Dataset entries:
════
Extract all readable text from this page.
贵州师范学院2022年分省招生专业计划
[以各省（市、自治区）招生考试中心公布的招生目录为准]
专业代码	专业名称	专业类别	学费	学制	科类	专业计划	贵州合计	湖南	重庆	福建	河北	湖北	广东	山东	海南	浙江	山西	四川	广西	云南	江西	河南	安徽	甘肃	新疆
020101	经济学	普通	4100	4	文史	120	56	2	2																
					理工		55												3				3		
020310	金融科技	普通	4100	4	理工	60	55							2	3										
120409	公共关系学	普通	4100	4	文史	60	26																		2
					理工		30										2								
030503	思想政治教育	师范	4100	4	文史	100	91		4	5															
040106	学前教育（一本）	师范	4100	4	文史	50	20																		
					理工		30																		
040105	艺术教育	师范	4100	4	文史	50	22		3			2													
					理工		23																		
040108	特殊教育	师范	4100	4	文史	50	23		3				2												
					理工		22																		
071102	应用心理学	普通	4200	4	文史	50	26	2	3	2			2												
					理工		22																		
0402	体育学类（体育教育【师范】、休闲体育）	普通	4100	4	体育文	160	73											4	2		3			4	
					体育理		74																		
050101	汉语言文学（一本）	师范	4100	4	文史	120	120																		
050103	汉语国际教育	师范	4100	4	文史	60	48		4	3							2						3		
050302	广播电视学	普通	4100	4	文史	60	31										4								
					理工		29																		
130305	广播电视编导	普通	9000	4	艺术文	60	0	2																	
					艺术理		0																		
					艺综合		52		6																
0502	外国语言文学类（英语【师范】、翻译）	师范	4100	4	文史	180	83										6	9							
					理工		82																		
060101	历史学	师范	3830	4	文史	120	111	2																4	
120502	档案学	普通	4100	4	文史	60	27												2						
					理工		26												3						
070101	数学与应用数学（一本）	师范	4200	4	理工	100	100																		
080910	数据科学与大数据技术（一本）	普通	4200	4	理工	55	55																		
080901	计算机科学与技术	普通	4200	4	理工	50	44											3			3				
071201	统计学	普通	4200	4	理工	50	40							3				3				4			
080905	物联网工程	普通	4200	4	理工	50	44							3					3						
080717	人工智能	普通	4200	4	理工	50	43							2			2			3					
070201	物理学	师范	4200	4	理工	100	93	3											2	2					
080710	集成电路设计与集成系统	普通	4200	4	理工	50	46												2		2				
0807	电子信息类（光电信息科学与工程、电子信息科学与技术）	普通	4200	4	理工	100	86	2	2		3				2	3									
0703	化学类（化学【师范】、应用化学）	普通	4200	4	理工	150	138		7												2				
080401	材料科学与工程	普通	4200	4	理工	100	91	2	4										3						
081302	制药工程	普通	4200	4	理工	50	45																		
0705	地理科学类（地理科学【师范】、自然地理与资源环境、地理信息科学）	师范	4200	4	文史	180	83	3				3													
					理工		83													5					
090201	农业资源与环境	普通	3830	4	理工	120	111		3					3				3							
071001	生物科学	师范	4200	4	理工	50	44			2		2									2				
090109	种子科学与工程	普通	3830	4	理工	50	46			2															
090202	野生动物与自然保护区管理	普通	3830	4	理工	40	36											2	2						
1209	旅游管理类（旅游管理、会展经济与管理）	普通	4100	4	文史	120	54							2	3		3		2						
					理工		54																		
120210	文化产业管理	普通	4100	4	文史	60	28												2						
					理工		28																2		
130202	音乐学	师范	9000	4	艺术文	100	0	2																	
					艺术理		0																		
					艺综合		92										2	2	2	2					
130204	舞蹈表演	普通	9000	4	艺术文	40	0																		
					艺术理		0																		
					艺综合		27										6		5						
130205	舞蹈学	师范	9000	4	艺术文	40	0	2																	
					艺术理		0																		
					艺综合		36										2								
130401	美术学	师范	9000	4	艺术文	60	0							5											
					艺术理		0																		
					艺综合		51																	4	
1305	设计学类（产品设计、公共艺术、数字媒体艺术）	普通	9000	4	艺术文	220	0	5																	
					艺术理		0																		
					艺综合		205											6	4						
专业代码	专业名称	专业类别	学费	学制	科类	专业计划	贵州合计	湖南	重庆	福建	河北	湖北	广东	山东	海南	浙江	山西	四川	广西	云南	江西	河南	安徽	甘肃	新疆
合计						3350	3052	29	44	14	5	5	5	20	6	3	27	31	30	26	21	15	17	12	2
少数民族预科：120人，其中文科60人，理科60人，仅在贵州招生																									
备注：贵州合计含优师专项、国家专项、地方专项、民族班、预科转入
════
• _EXERCISE REQUIREMENTS_
Reproduce each line of the material above precisely.

• _WRITTEN RESPONSE_
Extract all readable text from this page.
贵州师范学院2022年分省招生专业计划
[以各省（市、自治区）招生考试中心公布的招生目录为准]
专业代码	专业名称	专业类别	学费	学制	科类	专业计划	贵州合计	湖南	重庆	福建	河北	湖北	广东	山东	海南	浙江	山西	四川	广西	云南	江西	河南	安徽	甘肃	新疆
020101	经济学	普通	4100	4	文史	120	56	2	2																
					理工		55												3				3		
020310	金融科技	普通	4100	4	理工	60	55							2	3										
120409	公共关系学	普通	4100	4	文史	60	26																		2
					理工		30										2								
030503	思想政治教育	师范	4100	4	文史	100	91		4	5															
040106	学前教育（一本）	师范	4100	4	文史	50	20																		
					理工		30																		
040105	艺术教育	师范	4100	4	文史	50	22		3			2													
					理工		23																		
040108	特殊教育	师范	4100	4	文史	50	23		3				2												
					理工		22																		
071102	应用心理学	普通	4200	4	文史	50	26	2	3	2			2												
					理工		22																		
0402	体育学类（体育教育【师范】、休闲体育）	普通	4100	4	体育文	160	73											4	2		3			4	
					体育理		74																		
050101	汉语言文学（一本）	师范	4100	4	文史	120	120																		
050103	汉语国际教育	师范	4100	4	文史	60	48		4	3							2						3		
050302	广播电视学	普通	4100	4	文史	60	31										4								
					理工		29																		
130305	广播电视编导	普通	9000	4	艺术文	60	0	2																	
					艺术理		0																		
					艺综合		52		6																
0502	外国语言文学类（英语【师范】、翻译）	师范	4100	4	文史	180	83										6	9							
					理工		82																		
060101	历史学	师范	3830	4	文史	120	111	2																4	
120502	档案学	普通	4100	4	文史	60	27												2						
					理工		26												3						
070101	数学与应用数学（一本）	师范	4200	4	理工	100	100																		
080910	数据科学与大数据技术（一本）	普通	4200	4	理工	55	55																		
080901	计算机科学与技术	普通	4200	4	理工	50	44											3			3				
071201	统计学	普通	4200	4	理工	50	40							3				3				4			
080905	物联网工程	普通	4200	4	理工	50	44							3					3						
080717	人工智能	普通	4200	4	理工	50	43							2			2			3					
070201	物理学	师范	4200	4	理工	100	93	3											2	2					
080710	集成电路设计与集成系统	普通	4200	4	理工	50	46												2		2				
0807	电子信息类（光电信息科学与工程、电子信息科学与技术）	普通	4200	4	理工	100	86	2	2		3				2	3									
0703	化学类（化学【师范】、应用化学）	普通	4200	4	理工	150	138		7												2				
080401	材料科学与工程	普通	4200	4	理工	100	91	2	4										3						
081302	制药工程	普通	4200	4	理工	50	45																		
0705	地理科学类（地理科学【师范】、自然地理与资源环境、地理信息科学）	师范	4200	4	文史	180	83	3				3													
					理工		83													5					
090201	农业资源与环境	普通	3830	4	理工	120	111		3					3				3							
071001	生物科学	师范	4200	4	理工	50	44			2		2									2				
090109	种子科学与工程	普通	3830	4	理工	50	46			2															
090202	野生动物与自然保护区管理	普通	3830	4	理工	40	36											2	2						
1209	旅游管理类（旅游管理、会展经济与管理）	普通	4100	4	文史	120	54							2	3		3		2						
					理工		54																		
120210	文化产业管理	普通	4100	4	文史	60	28												2						
					理工		28																2		
130202	音乐学	师范	9000	4	艺术文	100	0	2																	
					艺术理		0																		
					艺综合		92										2	2	2	2					
130204	舞蹈表演	普通	9000	4	艺术文	40	0																		
					艺术理		0																		
					艺综合		27										6		5						
130205	舞蹈学	师范	9000	4	艺术文	40	0	2																	
					艺术理		0																		
					艺综合		36										2								
130401	美术学	师范	9000	4	艺术文	60	0							5											
					艺术理		0																		
					艺综合		51																	4	
1305	设计学类（产品设计、公共艺术、数字媒体艺术）	普通	9000	4	艺术文	220	0	5																	
					艺术理		0																		
					艺综合		205											6	4						
专业代码	专业名称	专业类别	学费	学制	科类	专业计划	贵州合计	湖南	重庆	福建	河北	湖北	广东	山东	海南	浙江	山西	四川	广西	云南	江西	河南	安徽	甘肃	新疆
合计						3350	3052	29	44	14	5	5	5	20	6	3	27	31	30	26	21	15	17	12	2
少数民族预科：120人，其中文科60人，理科60人，仅在贵州招生																									
备注：贵州合计含优师专项、国家专项、地方专项、民族班、预科转入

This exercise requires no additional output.